Goal of the exercise: Identify the lines holding "other" and copy them.

____

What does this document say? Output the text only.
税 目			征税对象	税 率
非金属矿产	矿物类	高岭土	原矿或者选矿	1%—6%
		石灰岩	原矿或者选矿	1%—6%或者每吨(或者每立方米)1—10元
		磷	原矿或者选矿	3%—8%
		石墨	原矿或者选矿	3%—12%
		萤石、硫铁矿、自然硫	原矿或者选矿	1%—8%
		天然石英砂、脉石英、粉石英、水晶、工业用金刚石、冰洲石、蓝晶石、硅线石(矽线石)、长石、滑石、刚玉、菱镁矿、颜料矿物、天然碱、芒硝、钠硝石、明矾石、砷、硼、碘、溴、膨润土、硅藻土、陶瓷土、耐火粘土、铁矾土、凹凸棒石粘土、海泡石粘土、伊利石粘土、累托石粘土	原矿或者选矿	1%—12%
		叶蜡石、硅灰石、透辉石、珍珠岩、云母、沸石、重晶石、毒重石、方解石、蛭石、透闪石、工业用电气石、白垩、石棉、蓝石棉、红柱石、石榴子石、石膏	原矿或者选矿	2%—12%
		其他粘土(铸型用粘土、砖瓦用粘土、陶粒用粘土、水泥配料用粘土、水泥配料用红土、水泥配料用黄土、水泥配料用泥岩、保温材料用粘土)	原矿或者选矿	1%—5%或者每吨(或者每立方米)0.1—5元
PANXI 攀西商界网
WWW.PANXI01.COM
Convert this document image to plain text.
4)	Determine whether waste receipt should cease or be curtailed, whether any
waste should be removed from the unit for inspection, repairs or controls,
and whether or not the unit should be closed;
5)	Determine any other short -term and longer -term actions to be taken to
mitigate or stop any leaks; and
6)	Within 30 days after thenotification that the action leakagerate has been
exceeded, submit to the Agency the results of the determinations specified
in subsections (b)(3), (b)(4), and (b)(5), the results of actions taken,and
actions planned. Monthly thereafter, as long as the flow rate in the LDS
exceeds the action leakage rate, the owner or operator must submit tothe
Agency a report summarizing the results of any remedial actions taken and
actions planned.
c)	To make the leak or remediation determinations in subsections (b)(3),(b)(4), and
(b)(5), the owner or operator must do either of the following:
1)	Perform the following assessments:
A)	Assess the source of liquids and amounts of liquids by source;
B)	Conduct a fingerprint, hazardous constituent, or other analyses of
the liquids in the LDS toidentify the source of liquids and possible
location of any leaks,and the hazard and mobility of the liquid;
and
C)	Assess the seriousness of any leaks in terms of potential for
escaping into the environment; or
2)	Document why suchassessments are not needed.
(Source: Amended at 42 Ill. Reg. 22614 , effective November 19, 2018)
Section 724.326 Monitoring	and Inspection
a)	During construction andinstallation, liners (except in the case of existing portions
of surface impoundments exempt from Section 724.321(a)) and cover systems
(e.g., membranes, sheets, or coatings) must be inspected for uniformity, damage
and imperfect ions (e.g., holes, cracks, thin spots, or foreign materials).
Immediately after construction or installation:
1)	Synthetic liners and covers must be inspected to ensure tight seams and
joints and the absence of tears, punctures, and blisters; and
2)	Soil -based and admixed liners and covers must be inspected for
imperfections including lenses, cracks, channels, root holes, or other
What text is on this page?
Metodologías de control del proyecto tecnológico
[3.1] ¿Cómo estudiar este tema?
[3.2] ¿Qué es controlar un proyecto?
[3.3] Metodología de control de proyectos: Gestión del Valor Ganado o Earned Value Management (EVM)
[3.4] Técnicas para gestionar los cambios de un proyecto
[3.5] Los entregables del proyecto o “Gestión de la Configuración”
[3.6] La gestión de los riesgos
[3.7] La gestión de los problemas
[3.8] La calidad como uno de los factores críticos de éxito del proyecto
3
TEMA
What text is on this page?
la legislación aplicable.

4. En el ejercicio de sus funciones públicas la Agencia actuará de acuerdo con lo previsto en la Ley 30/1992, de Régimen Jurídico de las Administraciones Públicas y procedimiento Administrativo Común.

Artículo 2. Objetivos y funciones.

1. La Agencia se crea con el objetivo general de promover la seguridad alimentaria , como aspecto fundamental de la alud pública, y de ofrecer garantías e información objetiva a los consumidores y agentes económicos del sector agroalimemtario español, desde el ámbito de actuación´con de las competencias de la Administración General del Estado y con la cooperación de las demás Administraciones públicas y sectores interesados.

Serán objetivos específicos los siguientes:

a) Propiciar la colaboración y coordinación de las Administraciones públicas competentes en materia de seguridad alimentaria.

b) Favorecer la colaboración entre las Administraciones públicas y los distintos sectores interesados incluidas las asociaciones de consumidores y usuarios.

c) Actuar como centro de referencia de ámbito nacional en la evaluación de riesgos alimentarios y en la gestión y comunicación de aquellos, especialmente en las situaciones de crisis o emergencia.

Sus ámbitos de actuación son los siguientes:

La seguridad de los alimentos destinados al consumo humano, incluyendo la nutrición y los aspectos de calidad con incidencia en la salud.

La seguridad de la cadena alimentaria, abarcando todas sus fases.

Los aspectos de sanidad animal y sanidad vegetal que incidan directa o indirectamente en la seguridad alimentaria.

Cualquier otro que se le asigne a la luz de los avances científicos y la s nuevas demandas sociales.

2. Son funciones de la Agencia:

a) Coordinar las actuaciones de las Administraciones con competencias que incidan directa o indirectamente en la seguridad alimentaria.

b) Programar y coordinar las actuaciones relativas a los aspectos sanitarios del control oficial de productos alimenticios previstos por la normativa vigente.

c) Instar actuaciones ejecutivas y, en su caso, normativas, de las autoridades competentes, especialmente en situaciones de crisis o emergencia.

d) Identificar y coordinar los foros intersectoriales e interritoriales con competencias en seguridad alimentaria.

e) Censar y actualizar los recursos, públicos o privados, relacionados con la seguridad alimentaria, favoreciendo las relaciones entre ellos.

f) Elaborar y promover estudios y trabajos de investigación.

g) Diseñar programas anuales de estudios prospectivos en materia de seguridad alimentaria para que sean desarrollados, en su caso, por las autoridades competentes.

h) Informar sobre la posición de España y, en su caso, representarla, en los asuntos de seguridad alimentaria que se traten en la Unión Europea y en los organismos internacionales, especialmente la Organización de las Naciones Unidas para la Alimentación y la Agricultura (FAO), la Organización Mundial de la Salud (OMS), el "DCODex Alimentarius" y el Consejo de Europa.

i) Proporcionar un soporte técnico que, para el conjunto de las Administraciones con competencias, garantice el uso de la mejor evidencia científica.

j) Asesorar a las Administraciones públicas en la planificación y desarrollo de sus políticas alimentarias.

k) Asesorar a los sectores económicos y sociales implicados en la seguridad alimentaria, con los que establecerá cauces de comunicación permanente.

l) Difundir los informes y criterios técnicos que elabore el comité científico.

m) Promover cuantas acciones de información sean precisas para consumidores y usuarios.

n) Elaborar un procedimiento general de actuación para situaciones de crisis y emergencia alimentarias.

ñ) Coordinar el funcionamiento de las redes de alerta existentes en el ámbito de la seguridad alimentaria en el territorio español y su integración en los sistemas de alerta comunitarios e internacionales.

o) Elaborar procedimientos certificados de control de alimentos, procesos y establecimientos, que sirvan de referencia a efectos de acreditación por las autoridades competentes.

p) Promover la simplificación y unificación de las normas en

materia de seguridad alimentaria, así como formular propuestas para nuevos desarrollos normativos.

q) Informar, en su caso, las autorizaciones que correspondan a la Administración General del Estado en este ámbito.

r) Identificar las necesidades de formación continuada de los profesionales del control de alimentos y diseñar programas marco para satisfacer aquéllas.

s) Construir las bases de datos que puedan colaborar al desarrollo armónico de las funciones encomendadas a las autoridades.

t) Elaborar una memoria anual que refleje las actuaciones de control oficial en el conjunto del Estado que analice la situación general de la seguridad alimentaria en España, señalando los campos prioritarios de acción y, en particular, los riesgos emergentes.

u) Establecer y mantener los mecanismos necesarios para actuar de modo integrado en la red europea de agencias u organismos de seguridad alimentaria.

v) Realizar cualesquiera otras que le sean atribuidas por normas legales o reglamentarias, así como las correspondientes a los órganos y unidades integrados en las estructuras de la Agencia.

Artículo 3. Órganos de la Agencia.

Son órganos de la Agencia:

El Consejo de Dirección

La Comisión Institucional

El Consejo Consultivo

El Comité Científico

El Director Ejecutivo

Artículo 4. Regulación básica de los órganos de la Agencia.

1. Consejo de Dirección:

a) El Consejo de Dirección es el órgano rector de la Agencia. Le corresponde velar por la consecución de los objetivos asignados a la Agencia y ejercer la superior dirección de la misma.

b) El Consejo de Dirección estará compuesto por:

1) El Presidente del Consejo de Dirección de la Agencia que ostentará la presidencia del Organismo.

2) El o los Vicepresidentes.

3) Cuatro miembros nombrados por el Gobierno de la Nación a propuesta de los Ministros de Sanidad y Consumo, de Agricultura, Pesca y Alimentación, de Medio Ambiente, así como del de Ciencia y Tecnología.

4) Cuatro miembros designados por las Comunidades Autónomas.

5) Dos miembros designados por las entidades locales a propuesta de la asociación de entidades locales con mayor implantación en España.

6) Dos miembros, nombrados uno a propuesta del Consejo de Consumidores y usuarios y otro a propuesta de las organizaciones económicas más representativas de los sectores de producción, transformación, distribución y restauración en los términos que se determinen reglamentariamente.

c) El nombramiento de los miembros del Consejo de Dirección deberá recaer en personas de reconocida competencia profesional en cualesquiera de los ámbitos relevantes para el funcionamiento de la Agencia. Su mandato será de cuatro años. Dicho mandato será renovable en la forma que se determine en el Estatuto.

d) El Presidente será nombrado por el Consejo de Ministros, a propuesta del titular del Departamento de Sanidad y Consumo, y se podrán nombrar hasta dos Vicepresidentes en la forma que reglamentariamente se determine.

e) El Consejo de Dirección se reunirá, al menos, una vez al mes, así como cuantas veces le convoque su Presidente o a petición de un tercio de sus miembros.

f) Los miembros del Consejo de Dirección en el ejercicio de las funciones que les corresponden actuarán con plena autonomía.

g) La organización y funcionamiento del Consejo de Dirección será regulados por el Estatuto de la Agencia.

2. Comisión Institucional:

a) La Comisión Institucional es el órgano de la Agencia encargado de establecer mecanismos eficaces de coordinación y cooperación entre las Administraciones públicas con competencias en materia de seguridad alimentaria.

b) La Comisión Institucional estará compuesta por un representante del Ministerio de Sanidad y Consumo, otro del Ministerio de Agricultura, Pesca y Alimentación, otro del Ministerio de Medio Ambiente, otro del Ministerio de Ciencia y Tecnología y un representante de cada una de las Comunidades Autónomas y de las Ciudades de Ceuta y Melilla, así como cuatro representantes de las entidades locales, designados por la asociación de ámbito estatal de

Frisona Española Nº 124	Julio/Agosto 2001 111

____

Answer to the task:
5)	Determine any other short -term and longer -term actions to be taken to
B)	Conduct a fingerprint, hazardous constituent, or other analyses of
imperfections including lenses, cracks, channels, root holes, or other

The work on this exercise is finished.